Exercise = Copy out each line that includes the word "Save".

Material for this exercise =
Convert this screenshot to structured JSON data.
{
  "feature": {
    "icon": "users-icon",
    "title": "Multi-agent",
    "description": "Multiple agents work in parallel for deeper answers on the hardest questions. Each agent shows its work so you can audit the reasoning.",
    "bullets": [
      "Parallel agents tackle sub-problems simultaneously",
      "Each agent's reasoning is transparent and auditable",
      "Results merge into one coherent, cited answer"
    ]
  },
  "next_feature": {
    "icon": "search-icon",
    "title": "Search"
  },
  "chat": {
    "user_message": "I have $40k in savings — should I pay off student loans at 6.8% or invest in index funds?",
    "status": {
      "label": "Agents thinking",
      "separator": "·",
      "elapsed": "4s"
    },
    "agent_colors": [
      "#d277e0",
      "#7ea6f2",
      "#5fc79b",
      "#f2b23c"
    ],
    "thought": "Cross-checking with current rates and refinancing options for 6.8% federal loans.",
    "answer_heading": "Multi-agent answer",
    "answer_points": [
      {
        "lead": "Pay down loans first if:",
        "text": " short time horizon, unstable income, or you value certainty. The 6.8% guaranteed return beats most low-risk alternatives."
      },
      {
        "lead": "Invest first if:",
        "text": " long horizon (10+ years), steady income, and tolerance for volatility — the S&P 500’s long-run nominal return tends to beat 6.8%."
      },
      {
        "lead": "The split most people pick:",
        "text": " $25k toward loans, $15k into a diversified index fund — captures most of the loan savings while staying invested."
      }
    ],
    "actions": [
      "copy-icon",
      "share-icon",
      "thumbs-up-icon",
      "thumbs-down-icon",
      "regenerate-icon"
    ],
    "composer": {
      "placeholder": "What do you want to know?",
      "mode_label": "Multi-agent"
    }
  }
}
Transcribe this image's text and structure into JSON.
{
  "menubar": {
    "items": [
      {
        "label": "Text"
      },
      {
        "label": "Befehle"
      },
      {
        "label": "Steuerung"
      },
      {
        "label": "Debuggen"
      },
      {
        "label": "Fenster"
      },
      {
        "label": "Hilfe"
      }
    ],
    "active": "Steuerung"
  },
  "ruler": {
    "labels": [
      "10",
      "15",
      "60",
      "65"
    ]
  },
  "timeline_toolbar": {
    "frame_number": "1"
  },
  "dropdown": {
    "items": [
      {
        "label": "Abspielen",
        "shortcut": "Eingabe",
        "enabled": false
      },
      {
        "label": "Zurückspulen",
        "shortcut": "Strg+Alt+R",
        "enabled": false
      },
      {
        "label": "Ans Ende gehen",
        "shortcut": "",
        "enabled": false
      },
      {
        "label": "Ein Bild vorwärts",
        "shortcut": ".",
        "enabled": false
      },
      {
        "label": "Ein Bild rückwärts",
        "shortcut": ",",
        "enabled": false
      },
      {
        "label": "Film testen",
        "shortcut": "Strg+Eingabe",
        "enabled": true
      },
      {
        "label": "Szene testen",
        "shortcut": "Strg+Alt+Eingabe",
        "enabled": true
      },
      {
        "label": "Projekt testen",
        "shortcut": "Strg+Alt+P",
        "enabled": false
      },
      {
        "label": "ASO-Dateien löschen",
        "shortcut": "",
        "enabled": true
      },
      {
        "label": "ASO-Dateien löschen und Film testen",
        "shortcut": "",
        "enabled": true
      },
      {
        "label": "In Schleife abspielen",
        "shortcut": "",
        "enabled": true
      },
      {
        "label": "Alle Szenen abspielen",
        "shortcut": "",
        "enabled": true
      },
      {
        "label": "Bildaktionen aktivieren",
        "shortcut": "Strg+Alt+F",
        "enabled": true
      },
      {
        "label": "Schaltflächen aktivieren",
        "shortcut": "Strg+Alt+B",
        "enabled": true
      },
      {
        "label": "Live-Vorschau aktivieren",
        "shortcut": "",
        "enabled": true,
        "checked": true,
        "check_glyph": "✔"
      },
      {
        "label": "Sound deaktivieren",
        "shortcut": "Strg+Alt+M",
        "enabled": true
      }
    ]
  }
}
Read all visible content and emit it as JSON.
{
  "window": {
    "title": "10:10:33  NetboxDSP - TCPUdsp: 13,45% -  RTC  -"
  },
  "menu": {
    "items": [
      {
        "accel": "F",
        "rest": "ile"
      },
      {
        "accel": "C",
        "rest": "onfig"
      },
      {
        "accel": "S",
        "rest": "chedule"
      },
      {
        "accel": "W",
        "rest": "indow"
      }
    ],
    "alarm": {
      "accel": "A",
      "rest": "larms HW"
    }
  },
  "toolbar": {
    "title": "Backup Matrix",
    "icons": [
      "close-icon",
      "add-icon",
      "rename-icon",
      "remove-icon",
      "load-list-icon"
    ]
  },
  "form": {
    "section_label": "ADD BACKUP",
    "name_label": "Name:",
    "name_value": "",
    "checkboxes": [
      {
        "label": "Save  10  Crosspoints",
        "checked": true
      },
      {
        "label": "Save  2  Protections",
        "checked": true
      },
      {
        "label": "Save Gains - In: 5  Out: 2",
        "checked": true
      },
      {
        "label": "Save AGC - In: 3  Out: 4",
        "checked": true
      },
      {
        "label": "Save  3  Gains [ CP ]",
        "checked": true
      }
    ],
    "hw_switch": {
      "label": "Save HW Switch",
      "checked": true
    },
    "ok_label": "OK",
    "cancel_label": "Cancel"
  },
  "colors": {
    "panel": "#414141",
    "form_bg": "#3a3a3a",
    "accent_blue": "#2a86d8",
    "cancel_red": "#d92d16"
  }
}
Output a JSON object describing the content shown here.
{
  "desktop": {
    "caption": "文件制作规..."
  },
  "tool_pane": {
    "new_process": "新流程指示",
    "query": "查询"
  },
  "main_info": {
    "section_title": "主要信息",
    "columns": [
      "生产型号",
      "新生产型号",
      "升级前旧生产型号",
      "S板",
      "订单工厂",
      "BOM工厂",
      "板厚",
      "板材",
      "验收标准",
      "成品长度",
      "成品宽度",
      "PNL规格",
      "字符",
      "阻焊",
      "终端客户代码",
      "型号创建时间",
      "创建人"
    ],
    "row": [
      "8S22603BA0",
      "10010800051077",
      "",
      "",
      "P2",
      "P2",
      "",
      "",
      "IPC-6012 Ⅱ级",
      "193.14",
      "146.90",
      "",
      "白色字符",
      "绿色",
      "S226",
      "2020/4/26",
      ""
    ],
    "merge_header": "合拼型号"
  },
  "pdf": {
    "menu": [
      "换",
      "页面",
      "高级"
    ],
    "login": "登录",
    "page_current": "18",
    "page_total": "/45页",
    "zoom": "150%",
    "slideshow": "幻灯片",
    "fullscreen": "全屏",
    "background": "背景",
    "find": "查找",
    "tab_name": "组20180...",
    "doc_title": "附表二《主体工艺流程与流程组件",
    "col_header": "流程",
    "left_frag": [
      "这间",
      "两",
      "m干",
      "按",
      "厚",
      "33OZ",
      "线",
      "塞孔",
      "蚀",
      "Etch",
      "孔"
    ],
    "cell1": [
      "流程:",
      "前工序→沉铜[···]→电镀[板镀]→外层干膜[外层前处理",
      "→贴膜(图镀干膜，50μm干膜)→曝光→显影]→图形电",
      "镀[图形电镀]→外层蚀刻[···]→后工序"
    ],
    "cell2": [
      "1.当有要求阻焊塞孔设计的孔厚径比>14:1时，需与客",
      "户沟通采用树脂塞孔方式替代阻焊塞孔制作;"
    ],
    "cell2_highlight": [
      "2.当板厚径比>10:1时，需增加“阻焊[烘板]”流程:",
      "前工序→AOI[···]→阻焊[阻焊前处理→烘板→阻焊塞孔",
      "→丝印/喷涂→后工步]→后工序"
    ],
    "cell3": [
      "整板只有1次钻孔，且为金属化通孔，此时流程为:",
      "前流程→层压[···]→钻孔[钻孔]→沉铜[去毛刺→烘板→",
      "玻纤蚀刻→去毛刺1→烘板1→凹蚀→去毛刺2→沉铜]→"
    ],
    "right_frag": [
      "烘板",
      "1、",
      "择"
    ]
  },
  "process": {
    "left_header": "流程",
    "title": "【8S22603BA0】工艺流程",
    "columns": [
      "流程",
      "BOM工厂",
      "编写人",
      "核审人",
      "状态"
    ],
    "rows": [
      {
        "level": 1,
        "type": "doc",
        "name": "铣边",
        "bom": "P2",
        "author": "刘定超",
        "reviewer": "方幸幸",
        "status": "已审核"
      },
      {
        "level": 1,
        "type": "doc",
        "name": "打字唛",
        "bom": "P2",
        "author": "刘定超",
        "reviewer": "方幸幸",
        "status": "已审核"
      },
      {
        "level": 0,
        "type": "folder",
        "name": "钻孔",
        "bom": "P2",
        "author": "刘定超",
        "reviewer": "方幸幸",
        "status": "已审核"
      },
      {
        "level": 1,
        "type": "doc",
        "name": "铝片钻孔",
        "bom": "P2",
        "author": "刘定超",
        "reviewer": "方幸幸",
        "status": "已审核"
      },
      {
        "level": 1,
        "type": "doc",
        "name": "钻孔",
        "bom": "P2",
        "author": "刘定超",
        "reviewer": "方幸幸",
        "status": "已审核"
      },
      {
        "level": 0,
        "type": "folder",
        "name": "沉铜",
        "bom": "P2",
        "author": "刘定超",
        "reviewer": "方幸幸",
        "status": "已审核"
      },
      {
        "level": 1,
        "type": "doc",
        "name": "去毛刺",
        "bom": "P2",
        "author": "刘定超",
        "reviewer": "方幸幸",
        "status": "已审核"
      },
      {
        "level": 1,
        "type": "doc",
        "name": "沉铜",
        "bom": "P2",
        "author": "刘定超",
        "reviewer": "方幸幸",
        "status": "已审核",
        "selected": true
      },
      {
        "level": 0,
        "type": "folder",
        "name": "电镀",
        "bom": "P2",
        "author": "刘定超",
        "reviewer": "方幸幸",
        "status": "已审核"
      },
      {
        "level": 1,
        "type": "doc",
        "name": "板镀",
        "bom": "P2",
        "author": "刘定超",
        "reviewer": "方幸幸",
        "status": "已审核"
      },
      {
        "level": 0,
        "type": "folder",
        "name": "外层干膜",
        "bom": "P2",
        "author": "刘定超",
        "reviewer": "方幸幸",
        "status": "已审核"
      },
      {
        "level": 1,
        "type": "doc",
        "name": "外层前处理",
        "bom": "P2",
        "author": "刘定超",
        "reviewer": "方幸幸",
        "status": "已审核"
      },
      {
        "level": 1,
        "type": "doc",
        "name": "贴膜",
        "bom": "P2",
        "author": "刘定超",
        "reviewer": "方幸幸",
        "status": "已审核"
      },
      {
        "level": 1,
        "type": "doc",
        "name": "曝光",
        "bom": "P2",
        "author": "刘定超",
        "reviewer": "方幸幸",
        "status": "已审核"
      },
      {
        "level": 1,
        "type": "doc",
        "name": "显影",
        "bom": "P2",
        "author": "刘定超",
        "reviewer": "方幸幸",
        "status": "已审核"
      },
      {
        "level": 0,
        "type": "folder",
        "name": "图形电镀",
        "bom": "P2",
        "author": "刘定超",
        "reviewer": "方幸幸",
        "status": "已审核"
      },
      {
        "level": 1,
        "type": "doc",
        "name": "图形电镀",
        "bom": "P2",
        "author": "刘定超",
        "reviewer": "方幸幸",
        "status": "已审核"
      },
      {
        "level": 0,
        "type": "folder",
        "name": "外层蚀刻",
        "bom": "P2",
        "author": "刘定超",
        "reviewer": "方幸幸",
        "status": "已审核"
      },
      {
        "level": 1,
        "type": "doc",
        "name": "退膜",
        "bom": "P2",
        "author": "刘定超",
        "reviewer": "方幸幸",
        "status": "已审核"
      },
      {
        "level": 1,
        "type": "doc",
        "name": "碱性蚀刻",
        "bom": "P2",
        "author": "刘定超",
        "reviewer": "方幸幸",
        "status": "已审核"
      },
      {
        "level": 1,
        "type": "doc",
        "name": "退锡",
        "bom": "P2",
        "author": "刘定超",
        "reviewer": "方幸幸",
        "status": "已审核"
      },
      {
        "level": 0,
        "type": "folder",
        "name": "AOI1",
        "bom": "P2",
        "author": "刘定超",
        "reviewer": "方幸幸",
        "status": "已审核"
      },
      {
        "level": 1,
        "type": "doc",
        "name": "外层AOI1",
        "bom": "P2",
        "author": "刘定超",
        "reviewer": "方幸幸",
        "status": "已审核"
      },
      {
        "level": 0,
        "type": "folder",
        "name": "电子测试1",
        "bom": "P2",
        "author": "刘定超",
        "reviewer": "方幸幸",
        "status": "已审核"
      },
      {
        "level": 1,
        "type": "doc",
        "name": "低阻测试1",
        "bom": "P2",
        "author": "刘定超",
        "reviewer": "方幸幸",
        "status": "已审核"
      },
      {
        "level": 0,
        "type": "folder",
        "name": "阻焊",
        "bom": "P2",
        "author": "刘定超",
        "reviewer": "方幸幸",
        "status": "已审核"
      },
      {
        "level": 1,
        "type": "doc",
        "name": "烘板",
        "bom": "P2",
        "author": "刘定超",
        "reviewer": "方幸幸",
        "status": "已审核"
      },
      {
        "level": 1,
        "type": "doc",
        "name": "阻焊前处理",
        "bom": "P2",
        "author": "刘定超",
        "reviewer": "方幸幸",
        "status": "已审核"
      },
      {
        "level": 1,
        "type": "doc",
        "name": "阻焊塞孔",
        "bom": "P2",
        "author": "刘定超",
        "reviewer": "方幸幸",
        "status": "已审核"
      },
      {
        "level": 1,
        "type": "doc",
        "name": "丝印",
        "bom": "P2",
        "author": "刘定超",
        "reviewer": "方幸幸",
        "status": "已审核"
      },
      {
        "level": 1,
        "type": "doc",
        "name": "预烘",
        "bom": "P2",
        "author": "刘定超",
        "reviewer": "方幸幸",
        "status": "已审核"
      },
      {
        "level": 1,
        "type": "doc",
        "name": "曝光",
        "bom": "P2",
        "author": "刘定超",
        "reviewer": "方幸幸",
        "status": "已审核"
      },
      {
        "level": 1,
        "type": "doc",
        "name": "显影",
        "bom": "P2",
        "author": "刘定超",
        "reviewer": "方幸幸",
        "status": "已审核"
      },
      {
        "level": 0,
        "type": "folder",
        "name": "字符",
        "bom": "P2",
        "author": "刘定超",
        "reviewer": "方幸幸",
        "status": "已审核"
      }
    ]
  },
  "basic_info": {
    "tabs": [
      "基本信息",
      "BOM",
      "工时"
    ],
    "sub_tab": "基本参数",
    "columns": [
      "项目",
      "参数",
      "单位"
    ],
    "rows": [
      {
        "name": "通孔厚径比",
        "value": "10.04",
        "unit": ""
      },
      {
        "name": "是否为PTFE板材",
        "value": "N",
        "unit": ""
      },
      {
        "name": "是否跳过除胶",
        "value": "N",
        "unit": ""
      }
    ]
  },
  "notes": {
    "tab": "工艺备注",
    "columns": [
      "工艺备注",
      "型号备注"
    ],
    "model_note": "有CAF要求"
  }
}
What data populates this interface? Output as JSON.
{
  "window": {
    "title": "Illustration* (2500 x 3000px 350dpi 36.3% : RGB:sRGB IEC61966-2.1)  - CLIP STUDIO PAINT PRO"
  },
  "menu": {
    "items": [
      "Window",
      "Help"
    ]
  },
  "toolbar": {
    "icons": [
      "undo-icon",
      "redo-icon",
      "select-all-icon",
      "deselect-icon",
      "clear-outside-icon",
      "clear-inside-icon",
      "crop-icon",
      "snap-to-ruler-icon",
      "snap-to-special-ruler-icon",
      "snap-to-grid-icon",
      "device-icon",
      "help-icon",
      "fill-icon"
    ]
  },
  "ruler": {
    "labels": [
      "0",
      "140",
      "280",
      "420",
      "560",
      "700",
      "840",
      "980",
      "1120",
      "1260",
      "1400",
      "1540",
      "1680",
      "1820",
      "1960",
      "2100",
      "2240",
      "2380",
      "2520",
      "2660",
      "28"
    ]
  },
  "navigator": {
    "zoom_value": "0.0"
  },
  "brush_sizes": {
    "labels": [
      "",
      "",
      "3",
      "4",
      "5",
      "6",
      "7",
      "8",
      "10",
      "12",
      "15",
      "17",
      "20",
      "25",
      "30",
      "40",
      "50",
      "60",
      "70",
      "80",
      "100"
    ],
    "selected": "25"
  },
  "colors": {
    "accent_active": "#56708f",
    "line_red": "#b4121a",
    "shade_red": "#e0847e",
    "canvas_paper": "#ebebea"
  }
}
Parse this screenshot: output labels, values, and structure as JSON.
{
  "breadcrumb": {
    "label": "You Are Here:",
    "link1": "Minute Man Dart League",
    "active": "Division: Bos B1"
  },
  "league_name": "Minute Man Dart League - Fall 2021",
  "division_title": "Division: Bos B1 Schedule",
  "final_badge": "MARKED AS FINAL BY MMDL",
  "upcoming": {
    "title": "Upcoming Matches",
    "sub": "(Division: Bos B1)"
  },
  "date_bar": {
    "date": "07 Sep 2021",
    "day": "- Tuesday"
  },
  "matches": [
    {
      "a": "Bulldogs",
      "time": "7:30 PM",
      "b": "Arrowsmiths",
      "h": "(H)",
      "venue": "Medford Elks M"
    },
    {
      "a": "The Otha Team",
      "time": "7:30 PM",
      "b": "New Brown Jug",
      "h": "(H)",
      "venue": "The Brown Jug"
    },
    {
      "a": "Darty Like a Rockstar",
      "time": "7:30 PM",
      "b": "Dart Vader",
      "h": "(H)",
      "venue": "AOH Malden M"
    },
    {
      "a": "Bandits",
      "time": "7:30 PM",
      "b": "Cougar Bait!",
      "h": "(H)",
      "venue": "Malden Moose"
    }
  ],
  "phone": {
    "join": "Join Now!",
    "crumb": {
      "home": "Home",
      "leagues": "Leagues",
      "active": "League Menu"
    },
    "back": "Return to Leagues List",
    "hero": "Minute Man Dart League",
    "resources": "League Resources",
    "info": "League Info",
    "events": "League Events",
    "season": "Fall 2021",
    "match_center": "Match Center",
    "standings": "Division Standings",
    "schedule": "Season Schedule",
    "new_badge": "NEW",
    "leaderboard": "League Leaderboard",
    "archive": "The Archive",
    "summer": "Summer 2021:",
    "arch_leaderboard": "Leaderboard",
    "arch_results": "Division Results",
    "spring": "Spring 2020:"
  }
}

Completed exercise =
        "label": "Save  10  Crosspoints",
        "label": "Save  2  Protections",
        "label": "Save Gains - In: 5  Out: 2",
        "label": "Save AGC - In: 3  Out: 4",
        "label": "Save  3  Gains [ CP ]",
      "label": "Save HW Switch",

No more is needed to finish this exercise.